* **Saved data entries**

=-=-=-=-=

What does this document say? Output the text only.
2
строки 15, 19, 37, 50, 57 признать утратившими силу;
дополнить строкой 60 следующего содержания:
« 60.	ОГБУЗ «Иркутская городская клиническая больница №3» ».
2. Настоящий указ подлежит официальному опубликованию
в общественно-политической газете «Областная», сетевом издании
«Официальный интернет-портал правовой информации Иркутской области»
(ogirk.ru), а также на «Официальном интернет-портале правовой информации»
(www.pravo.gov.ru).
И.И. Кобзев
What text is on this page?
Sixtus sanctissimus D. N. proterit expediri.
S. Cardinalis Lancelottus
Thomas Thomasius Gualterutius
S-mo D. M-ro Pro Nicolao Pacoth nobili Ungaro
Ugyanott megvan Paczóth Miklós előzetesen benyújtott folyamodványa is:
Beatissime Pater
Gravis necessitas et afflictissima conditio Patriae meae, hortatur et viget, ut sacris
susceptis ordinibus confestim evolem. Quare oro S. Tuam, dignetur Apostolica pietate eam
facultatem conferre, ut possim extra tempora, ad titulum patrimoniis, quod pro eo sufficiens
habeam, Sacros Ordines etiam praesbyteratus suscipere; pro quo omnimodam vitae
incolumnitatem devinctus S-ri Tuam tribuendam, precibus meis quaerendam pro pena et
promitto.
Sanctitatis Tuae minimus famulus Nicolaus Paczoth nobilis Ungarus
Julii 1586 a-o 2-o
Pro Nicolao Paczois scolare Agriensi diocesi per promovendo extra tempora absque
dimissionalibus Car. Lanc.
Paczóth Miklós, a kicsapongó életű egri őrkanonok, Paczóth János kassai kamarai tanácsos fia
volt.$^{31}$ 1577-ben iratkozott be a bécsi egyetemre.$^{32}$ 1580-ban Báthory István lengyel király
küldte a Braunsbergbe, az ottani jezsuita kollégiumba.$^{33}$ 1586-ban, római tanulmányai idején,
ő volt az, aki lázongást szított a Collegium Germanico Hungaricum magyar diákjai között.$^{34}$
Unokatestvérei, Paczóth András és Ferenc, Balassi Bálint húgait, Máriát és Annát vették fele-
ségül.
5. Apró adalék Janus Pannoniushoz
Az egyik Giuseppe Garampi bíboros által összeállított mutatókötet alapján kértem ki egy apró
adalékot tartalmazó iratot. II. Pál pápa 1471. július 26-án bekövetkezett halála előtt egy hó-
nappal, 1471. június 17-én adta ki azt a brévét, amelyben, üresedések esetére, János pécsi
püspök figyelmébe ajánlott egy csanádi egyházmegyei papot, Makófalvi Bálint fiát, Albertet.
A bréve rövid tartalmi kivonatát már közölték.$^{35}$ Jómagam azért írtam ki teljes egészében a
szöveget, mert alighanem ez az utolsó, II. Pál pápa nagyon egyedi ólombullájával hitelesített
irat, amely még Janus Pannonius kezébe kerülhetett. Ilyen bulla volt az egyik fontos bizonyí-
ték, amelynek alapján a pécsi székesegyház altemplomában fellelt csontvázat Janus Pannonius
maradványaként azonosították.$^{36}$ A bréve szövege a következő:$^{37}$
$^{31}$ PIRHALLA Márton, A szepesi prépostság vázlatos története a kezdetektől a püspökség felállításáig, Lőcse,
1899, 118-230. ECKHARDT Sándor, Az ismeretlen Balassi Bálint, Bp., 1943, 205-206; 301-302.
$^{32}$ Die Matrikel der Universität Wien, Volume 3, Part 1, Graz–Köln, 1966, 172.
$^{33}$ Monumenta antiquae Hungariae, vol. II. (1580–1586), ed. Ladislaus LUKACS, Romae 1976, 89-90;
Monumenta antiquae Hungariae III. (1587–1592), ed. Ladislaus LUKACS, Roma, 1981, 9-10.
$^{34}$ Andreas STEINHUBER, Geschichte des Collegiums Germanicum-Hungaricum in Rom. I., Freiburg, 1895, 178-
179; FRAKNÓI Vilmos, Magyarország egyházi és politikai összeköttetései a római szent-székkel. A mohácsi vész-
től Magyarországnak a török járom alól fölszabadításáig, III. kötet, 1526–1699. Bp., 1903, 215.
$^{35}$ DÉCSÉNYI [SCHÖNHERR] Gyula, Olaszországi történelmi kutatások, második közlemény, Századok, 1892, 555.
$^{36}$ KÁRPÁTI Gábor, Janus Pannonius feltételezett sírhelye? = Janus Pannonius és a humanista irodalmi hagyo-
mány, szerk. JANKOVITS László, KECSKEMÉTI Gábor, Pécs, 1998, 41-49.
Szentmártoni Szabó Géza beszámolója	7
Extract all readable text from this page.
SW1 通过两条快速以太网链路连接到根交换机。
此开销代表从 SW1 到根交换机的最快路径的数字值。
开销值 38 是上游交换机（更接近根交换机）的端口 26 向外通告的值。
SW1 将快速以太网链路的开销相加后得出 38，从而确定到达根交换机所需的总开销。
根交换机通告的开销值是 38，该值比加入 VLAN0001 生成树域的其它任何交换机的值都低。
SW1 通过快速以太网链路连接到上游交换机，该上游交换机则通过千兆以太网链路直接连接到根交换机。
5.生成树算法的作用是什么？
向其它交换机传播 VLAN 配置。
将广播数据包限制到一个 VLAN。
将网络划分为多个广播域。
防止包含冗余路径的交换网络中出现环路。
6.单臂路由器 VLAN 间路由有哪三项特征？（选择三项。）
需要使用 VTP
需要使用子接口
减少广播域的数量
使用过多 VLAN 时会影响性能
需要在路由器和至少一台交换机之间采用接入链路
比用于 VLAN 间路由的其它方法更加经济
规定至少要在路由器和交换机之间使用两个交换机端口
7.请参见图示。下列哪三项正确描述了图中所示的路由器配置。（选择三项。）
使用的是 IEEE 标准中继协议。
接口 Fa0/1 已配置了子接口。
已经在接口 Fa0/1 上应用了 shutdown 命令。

=-=-=-=-=

* **TASK TO COMPLETE**
Copy down every line of the material above that includes the string "bréve".

* **WRITTEN SOLUTION**
A bréve rövid tartalmi kivonatát már közölték.$^{35}$ Jómagam azért írtam ki teljes egészében a
maradványaként azonosították.$^{36}$ A bréve szövege a következő:$^{37}$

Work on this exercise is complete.